# start of PROVIDED INFORMATION
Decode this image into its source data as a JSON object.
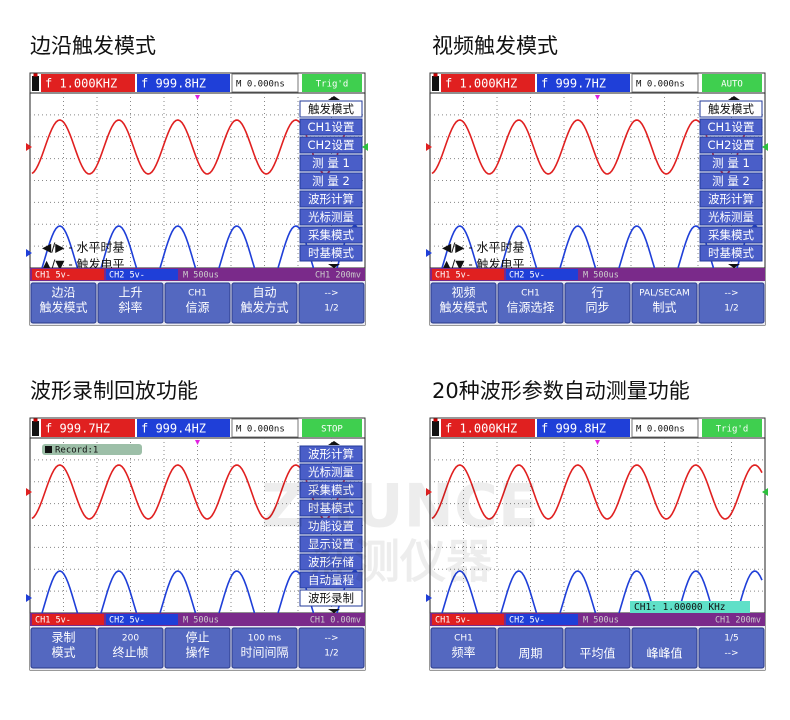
{
  "watermark": [
    "ZHUNCE",
    "准测仪器"
  ],
  "panels": [
    {
      "title": "边沿触发模式",
      "top": [
        "f 1.000KHZ",
        "f 999.8HZ",
        "M 0.000ns",
        "Trig'd"
      ],
      "menu": [
        "触发模式",
        "CH1设置",
        "CH2设置",
        "测 量 1",
        "测 量 2",
        "波形计算",
        "光标测量",
        "采集模式",
        "时基模式"
      ],
      "menu_selected": 0,
      "notes": [
        "◀/▶ - 水平时基",
        "▲/▼ - 触发电平"
      ],
      "status": [
        "CH1 5v-",
        "CH2 5v-",
        "M 500us",
        "CH1 200mv"
      ],
      "softkeys": [
        [
          "边沿",
          "触发模式"
        ],
        [
          "上升",
          "斜率"
        ],
        [
          "CH1",
          "信源"
        ],
        [
          "自动",
          "触发方式"
        ],
        [
          "-->",
          "1/2"
        ]
      ]
    },
    {
      "title": "视频触发模式",
      "top": [
        "f 1.000KHZ",
        "f 999.7HZ",
        "M 0.000ns",
        "AUTO"
      ],
      "menu": [
        "触发模式",
        "CH1设置",
        "CH2设置",
        "测 量 1",
        "测 量 2",
        "波形计算",
        "光标测量",
        "采集模式",
        "时基模式"
      ],
      "menu_selected": 0,
      "notes": [
        "◀/▶ - 水平时基",
        "▲/▼ - 触发电平"
      ],
      "status": [
        "CH1 5v-",
        "CH2 5v-",
        "M 500us"
      ],
      "softkeys": [
        [
          "视频",
          "触发模式"
        ],
        [
          "CH1",
          "信源选择"
        ],
        [
          "行",
          "同步"
        ],
        [
          "PAL/SECAM",
          "制式"
        ],
        [
          "-->",
          "1/2"
        ]
      ]
    },
    {
      "title": "波形录制回放功能",
      "top": [
        "f 999.7HZ",
        "f 999.4HZ",
        "M 0.000ns",
        "STOP"
      ],
      "menu": [
        "波形计算",
        "光标测量",
        "采集模式",
        "时基模式",
        "功能设置",
        "显示设置",
        "波形存储",
        "自动量程",
        "波形录制"
      ],
      "menu_selected": 8,
      "record": "Record:1",
      "status": [
        "CH1 5v-",
        "CH2 5v-",
        "M 500us",
        "CH1 0.00mv"
      ],
      "softkeys": [
        [
          "录制",
          "模式"
        ],
        [
          "200",
          "终止帧"
        ],
        [
          "停止",
          "操作"
        ],
        [
          "100 ms",
          "时间间隔"
        ],
        [
          "-->",
          "1/2"
        ]
      ]
    },
    {
      "title": "20种波形参数自动测量功能",
      "top": [
        "f 1.000KHZ",
        "f 999.8HZ",
        "M 0.000ns",
        "Trig'd"
      ],
      "readout": "CH1: 1.00000 KHz",
      "status": [
        "CH1 5v-",
        "CH2 5v-",
        "M 500us",
        "CH1 200mv"
      ],
      "softkeys": [
        [
          "CH1",
          "频率"
        ],
        [
          "周期"
        ],
        [
          "平均值"
        ],
        [
          "峰峰值"
        ],
        [
          "1/5",
          "-->"
        ]
      ]
    }
  ]
}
# end of PROVIDED INFORMATION
*GIVEN INSTRUCTION*
Make an exact copy of the listing above. Do not include the pictures.

*SOLUTION BELOW*
Decode this image into its source data as a JSON object.
{
  "watermark": [
    "ZHUNCE",
    "准测仪器"
  ],
  "panels": [
    {
      "title": "边沿触发模式",
      "top": [
        "f 1.000KHZ",
        "f 999.8HZ",
        "M 0.000ns",
        "Trig'd"
      ],
      "menu": [
        "触发模式",
        "CH1设置",
        "CH2设置",
        "测 量 1",
        "测 量 2",
        "波形计算",
        "光标测量",
        "采集模式",
        "时基模式"
      ],
      "menu_selected": 0,
      "notes": [
        "◀/▶ - 水平时基",
        "▲/▼ - 触发电平"
      ],
      "status": [
        "CH1 5v-",
        "CH2 5v-",
        "M 500us",
        "CH1 200mv"
      ],
      "softkeys": [
        [
          "边沿",
          "触发模式"
        ],
        [
          "上升",
          "斜率"
        ],
        [
          "CH1",
          "信源"
        ],
        [
          "自动",
          "触发方式"
        ],
        [
          "-->",
          "1/2"
        ]
      ]
    },
    {
      "title": "视频触发模式",
      "top": [
        "f 1.000KHZ",
        "f 999.7HZ",
        "M 0.000ns",
        "AUTO"
      ],
      "menu": [
        "触发模式",
        "CH1设置",
        "CH2设置",
        "测 量 1",
        "测 量 2",
        "波形计算",
        "光标测量",
        "采集模式",
        "时基模式"
      ],
      "menu_selected": 0,
      "notes": [
        "◀/▶ - 水平时基",
        "▲/▼ - 触发电平"
      ],
      "status": [
        "CH1 5v-",
        "CH2 5v-",
        "M 500us"
      ],
      "softkeys": [
        [
          "视频",
          "触发模式"
        ],
        [
          "CH1",
          "信源选择"
        ],
        [
          "行",
          "同步"
        ],
        [
          "PAL/SECAM",
          "制式"
        ],
        [
          "-->",
          "1/2"
        ]
      ]
    },
    {
      "title": "波形录制回放功能",
      "top": [
        "f 999.7HZ",
        "f 999.4HZ",
        "M 0.000ns",
        "STOP"
      ],
      "menu": [
        "波形计算",
        "光标测量",
        "采集模式",
        "时基模式",
        "功能设置",
        "显示设置",
        "波形存储",
        "自动量程",
        "波形录制"
      ],
      "menu_selected": 8,
      "record": "Record:1",
      "status": [
        "CH1 5v-",
        "CH2 5v-",
        "M 500us",
        "CH1 0.00mv"
      ],
      "softkeys": [
        [
          "录制",
          "模式"
        ],
        [
          "200",
          "终止帧"
        ],
        [
          "停止",
          "操作"
        ],
        [
          "100 ms",
          "时间间隔"
        ],
        [
          "-->",
          "1/2"
        ]
      ]
    },
    {
      "title": "20种波形参数自动测量功能",
      "top": [
        "f 1.000KHZ",
        "f 999.8HZ",
        "M 0.000ns",
        "Trig'd"
      ],
      "readout": "CH1: 1.00000 KHz",
      "status": [
        "CH1 5v-",
        "CH2 5v-",
        "M 500us",
        "CH1 200mv"
      ],
      "softkeys": [
        [
          "CH1",
          "频率"
        ],
        [
          "周期"
        ],
        [
          "平均值"
        ],
        [
          "峰峰值"
        ],
        [
          "1/5",
          "-->"
        ]
      ]
    }
  ]
}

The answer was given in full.